▶ _Aim of the exercise_: Transcribe the records that follow exactly. Skip the pictures.

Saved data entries
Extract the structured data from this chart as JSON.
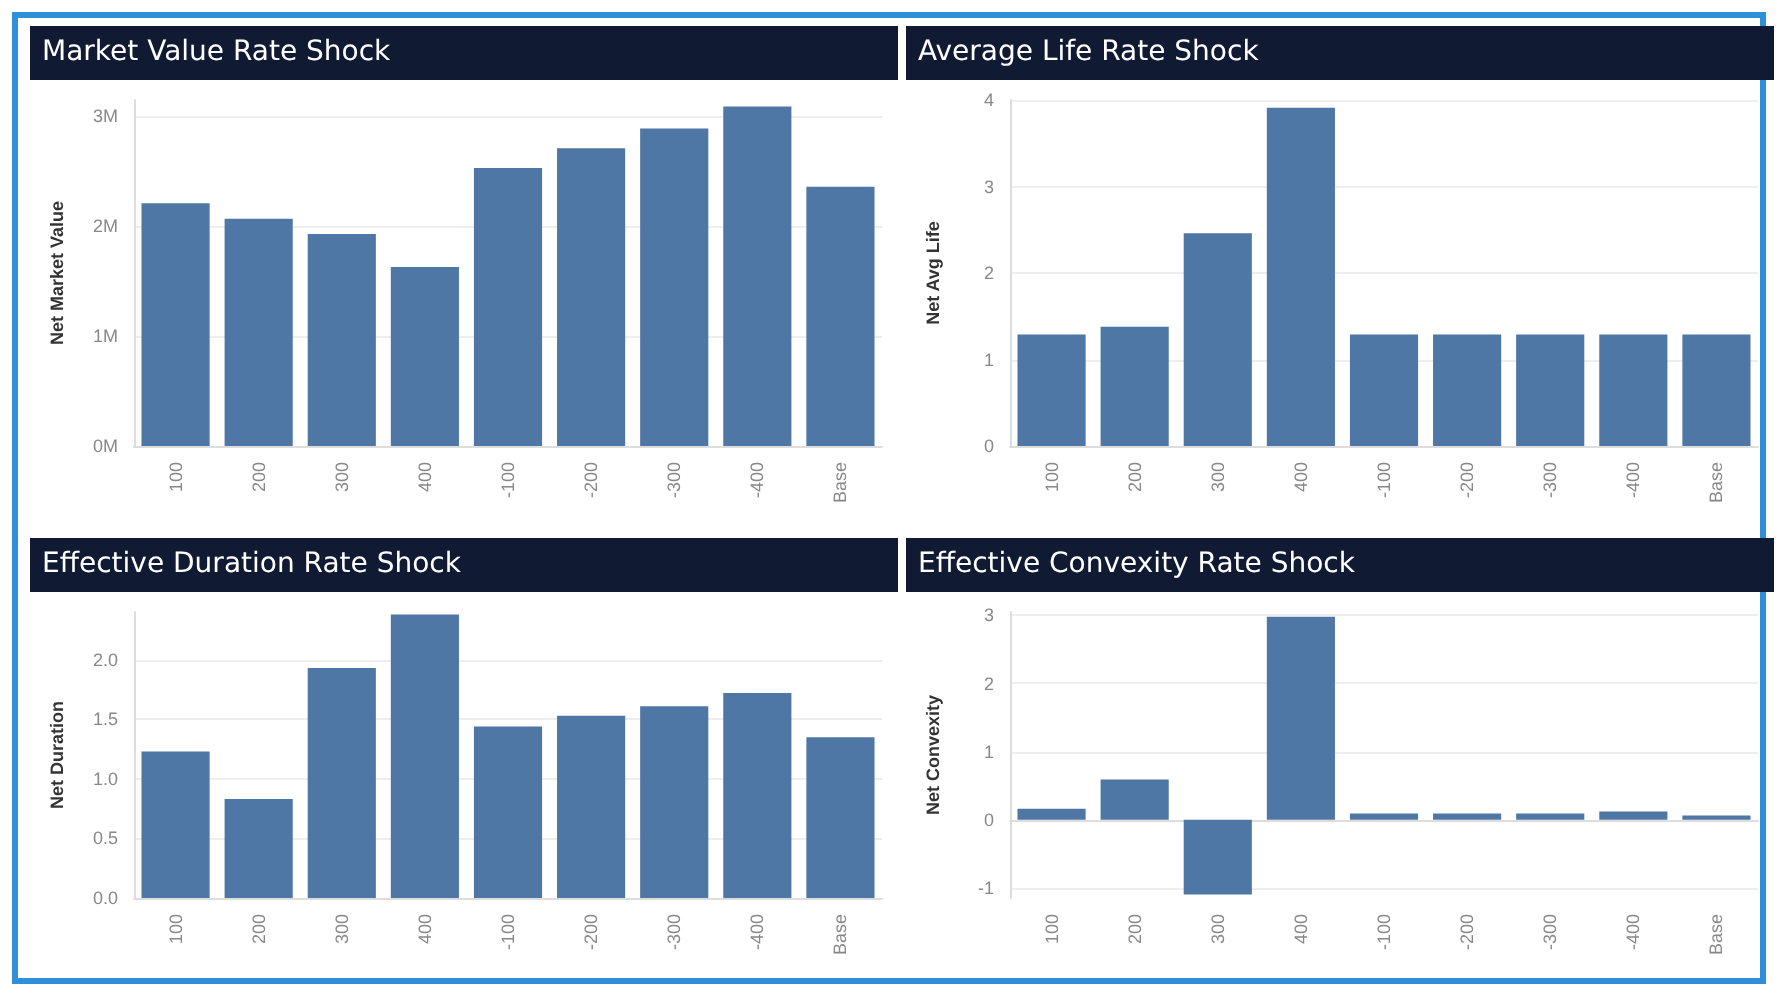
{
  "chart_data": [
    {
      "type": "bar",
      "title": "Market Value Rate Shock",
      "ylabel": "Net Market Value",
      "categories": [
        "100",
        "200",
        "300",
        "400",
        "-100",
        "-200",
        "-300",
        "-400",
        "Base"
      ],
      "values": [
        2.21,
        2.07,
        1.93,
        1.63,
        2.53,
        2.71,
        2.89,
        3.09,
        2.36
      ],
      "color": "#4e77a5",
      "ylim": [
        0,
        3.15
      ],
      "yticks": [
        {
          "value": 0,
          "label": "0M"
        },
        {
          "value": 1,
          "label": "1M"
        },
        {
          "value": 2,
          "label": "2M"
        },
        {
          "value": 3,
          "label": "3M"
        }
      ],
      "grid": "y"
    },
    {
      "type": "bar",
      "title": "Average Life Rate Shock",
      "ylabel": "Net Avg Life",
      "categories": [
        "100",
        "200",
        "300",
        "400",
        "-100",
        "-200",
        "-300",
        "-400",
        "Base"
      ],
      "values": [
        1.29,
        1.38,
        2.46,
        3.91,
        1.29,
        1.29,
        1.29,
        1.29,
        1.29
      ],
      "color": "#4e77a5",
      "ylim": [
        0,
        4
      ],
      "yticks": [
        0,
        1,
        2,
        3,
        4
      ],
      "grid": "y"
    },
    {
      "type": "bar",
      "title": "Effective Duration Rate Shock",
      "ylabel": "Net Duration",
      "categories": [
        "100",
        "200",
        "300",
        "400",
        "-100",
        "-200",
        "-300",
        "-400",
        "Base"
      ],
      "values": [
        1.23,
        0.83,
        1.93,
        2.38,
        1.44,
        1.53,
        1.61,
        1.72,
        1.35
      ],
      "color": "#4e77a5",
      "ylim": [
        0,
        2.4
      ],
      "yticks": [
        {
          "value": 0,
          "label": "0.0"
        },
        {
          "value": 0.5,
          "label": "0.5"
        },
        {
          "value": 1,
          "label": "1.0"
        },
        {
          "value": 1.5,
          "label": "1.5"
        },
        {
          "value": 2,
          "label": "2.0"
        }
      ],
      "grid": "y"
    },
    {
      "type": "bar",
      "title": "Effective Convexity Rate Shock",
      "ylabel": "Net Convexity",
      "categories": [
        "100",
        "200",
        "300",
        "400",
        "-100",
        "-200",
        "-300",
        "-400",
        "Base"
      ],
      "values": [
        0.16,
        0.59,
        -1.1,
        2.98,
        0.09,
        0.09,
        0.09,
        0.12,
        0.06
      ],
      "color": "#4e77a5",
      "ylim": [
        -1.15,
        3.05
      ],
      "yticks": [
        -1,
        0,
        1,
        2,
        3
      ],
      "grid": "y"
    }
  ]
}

▶ _Correct output_:
Extract the structured data from this chart as JSON.
{
  "chart_data": [
    {
      "type": "bar",
      "title": "Market Value Rate Shock",
      "ylabel": "Net Market Value",
      "categories": [
        "100",
        "200",
        "300",
        "400",
        "-100",
        "-200",
        "-300",
        "-400",
        "Base"
      ],
      "values": [
        2.21,
        2.07,
        1.93,
        1.63,
        2.53,
        2.71,
        2.89,
        3.09,
        2.36
      ],
      "color": "#4e77a5",
      "ylim": [
        0,
        3.15
      ],
      "yticks": [
        {
          "value": 0,
          "label": "0M"
        },
        {
          "value": 1,
          "label": "1M"
        },
        {
          "value": 2,
          "label": "2M"
        },
        {
          "value": 3,
          "label": "3M"
        }
      ],
      "grid": "y"
    },
    {
      "type": "bar",
      "title": "Average Life Rate Shock",
      "ylabel": "Net Avg Life",
      "categories": [
        "100",
        "200",
        "300",
        "400",
        "-100",
        "-200",
        "-300",
        "-400",
        "Base"
      ],
      "values": [
        1.29,
        1.38,
        2.46,
        3.91,
        1.29,
        1.29,
        1.29,
        1.29,
        1.29
      ],
      "color": "#4e77a5",
      "ylim": [
        0,
        4
      ],
      "yticks": [
        0,
        1,
        2,
        3,
        4
      ],
      "grid": "y"
    },
    {
      "type": "bar",
      "title": "Effective Duration Rate Shock",
      "ylabel": "Net Duration",
      "categories": [
        "100",
        "200",
        "300",
        "400",
        "-100",
        "-200",
        "-300",
        "-400",
        "Base"
      ],
      "values": [
        1.23,
        0.83,
        1.93,
        2.38,
        1.44,
        1.53,
        1.61,
        1.72,
        1.35
      ],
      "color": "#4e77a5",
      "ylim": [
        0,
        2.4
      ],
      "yticks": [
        {
          "value": 0,
          "label": "0.0"
        },
        {
          "value": 0.5,
          "label": "0.5"
        },
        {
          "value": 1,
          "label": "1.0"
        },
        {
          "value": 1.5,
          "label": "1.5"
        },
        {
          "value": 2,
          "label": "2.0"
        }
      ],
      "grid": "y"
    },
    {
      "type": "bar",
      "title": "Effective Convexity Rate Shock",
      "ylabel": "Net Convexity",
      "categories": [
        "100",
        "200",
        "300",
        "400",
        "-100",
        "-200",
        "-300",
        "-400",
        "Base"
      ],
      "values": [
        0.16,
        0.59,
        -1.1,
        2.98,
        0.09,
        0.09,
        0.09,
        0.12,
        0.06
      ],
      "color": "#4e77a5",
      "ylim": [
        -1.15,
        3.05
      ],
      "yticks": [
        -1,
        0,
        1,
        2,
        3
      ],
      "grid": "y"
    }
  ]
}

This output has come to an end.